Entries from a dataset
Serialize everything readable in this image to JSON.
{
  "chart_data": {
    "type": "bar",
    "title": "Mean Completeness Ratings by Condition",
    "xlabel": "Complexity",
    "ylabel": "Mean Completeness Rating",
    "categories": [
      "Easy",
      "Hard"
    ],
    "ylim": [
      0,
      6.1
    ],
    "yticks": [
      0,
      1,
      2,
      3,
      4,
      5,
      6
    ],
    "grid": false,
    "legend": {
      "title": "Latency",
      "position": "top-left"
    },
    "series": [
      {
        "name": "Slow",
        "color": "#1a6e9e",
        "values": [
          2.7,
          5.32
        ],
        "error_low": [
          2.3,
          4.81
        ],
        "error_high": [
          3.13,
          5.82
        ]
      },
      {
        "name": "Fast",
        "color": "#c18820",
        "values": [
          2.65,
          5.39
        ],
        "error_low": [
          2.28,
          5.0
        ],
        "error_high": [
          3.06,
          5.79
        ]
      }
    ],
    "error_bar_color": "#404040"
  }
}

TASK TO COMPLETE:
Repeat the entries shown above, every one, word for word.

ANSWER TO THIS EXERCISE:
Serialize everything readable in this image to JSON.
{
  "chart_data": {
    "type": "bar",
    "title": "Mean Completeness Ratings by Condition",
    "xlabel": "Complexity",
    "ylabel": "Mean Completeness Rating",
    "categories": [
      "Easy",
      "Hard"
    ],
    "ylim": [
      0,
      6.1
    ],
    "yticks": [
      0,
      1,
      2,
      3,
      4,
      5,
      6
    ],
    "grid": false,
    "legend": {
      "title": "Latency",
      "position": "top-left"
    },
    "series": [
      {
        "name": "Slow",
        "color": "#1a6e9e",
        "values": [
          2.7,
          5.32
        ],
        "error_low": [
          2.3,
          4.81
        ],
        "error_high": [
          3.13,
          5.82
        ]
      },
      {
        "name": "Fast",
        "color": "#c18820",
        "values": [
          2.65,
          5.39
        ],
        "error_low": [
          2.28,
          5.0
        ],
        "error_high": [
          3.06,
          5.79
        ]
      }
    ],
    "error_bar_color": "#404040"
  }
}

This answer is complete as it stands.